§ EXERCISE MATERIAL:
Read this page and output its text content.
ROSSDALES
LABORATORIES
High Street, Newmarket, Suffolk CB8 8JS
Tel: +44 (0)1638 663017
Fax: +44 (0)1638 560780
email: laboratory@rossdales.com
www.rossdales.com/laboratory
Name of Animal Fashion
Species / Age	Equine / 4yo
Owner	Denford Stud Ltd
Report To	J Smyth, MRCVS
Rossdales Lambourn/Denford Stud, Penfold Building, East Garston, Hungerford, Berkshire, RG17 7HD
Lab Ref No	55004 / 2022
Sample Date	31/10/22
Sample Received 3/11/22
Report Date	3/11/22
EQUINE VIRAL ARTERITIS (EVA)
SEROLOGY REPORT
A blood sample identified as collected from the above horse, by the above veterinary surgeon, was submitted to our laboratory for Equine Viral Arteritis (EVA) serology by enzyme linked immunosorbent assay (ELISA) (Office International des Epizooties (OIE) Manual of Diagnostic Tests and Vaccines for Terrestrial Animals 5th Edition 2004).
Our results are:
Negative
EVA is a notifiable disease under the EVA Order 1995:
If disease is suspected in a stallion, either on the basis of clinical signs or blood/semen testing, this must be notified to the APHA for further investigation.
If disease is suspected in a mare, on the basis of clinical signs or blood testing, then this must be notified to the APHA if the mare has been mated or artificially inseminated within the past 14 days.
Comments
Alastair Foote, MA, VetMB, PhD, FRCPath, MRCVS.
* * *
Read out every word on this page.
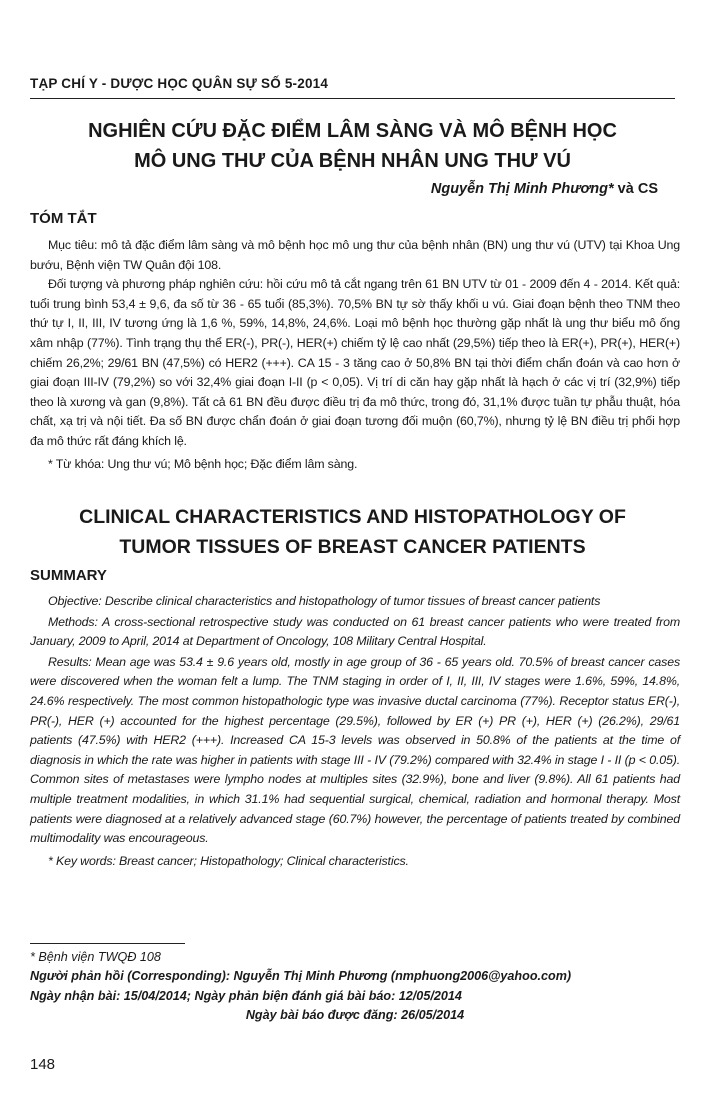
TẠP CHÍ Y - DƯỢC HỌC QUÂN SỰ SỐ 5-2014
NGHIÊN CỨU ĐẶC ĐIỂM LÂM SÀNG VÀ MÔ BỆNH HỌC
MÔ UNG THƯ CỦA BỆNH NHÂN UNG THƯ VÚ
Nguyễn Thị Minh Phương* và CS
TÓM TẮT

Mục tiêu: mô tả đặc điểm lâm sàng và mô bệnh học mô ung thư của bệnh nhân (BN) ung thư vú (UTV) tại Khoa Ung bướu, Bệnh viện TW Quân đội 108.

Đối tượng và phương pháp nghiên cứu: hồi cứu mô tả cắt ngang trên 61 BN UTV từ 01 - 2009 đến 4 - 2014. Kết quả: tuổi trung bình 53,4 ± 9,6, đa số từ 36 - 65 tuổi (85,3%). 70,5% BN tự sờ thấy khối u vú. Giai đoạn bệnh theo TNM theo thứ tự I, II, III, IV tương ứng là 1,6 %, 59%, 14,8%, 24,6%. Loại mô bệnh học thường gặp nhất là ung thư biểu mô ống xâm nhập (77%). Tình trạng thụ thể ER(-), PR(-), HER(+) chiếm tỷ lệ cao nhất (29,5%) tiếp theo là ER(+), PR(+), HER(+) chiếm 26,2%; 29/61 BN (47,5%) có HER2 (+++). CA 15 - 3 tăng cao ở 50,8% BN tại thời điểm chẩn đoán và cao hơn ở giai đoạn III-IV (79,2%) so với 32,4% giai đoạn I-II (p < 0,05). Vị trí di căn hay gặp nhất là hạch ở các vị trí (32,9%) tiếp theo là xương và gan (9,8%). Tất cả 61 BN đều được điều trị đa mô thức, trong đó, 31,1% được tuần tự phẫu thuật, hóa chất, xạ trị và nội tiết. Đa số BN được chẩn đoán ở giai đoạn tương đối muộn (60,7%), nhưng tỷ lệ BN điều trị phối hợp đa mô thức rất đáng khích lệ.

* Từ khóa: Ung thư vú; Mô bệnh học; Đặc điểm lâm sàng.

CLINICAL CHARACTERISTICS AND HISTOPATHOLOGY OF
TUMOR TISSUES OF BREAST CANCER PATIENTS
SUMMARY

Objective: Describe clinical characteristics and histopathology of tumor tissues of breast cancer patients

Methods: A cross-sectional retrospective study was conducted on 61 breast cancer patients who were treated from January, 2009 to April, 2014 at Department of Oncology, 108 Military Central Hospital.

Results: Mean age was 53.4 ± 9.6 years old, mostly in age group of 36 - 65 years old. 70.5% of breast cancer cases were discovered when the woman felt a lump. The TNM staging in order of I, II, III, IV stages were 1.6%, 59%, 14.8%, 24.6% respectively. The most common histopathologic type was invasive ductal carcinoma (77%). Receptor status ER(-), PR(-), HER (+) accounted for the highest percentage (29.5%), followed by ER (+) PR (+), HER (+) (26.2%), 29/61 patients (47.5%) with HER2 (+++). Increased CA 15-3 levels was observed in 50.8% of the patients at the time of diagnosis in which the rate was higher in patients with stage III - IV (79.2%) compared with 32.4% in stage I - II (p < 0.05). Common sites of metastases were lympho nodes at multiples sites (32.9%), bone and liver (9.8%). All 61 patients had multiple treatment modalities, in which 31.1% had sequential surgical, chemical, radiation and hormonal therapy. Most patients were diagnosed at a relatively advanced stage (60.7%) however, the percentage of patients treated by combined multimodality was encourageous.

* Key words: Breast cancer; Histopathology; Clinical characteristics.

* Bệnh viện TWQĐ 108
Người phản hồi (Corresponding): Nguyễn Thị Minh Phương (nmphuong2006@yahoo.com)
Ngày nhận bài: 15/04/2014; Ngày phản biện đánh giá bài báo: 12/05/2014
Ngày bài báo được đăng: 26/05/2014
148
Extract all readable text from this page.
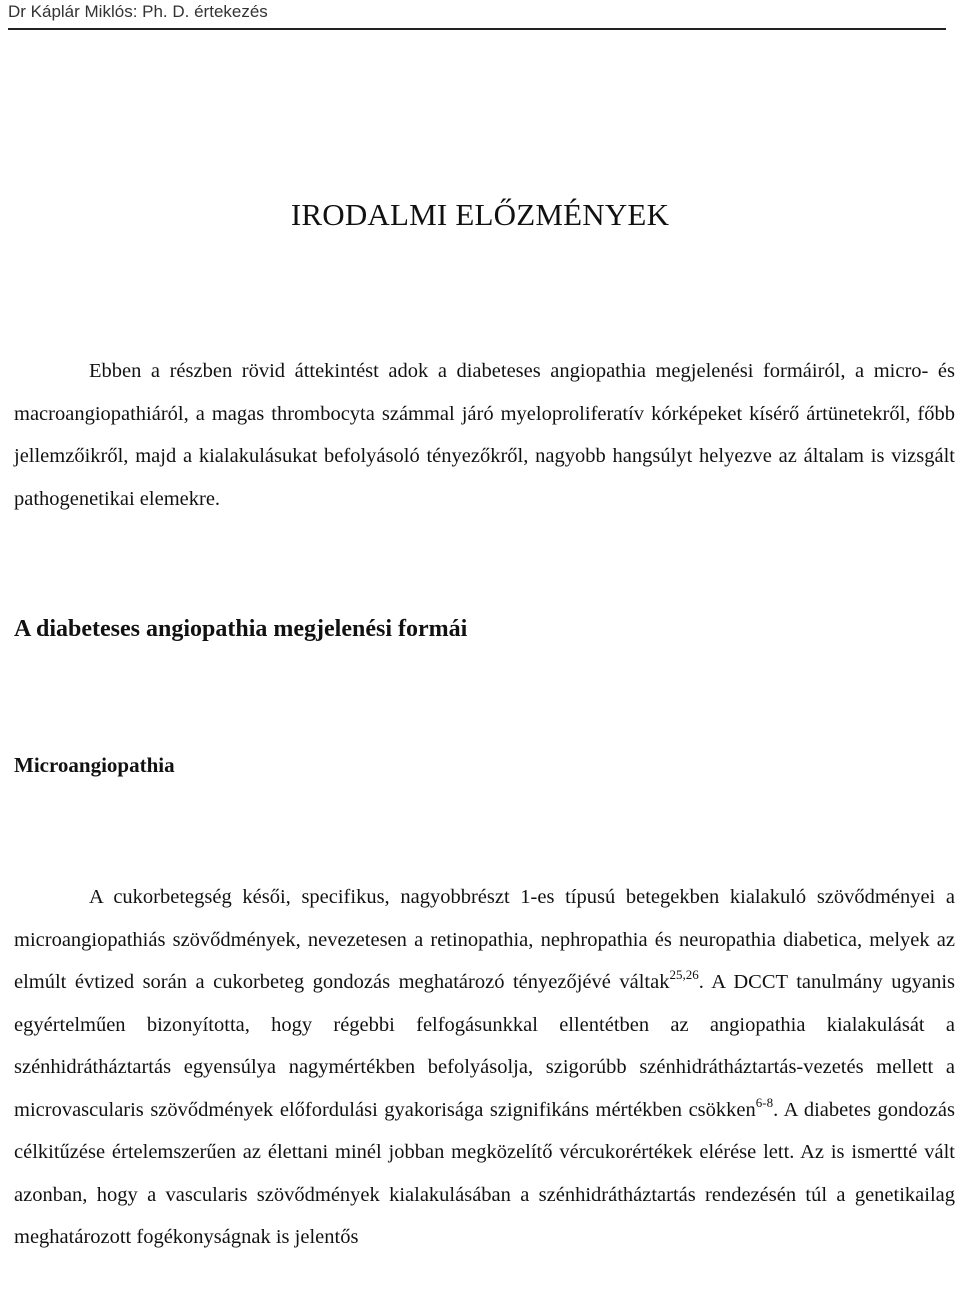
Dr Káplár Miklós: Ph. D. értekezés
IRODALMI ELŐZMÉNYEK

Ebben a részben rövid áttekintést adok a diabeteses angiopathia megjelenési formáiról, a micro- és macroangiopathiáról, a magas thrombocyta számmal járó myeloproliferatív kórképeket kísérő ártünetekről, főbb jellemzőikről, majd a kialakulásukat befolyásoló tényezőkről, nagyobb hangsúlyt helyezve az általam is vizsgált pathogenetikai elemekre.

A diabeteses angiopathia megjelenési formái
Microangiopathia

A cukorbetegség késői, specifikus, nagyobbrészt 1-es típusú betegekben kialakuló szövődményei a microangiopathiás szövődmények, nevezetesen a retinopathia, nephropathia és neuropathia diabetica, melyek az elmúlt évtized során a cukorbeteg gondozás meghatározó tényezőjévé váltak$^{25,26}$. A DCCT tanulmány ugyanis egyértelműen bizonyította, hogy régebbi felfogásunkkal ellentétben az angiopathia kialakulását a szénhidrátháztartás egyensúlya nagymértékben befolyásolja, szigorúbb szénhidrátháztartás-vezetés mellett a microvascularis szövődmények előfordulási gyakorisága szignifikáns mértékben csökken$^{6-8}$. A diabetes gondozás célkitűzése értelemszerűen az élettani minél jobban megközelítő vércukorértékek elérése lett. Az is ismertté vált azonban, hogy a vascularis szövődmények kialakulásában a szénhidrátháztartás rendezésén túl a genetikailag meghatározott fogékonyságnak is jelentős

§ EXERCISE DESCRIPTION: If a line in the records above has the word "Nguyễn", copy it out.

§ OUTPUT BELOW:
Nguyễn Thị Minh Phương* và CS
Người phản hồi (Corresponding): Nguyễn Thị Minh Phương (nmphuong2006@yahoo.com)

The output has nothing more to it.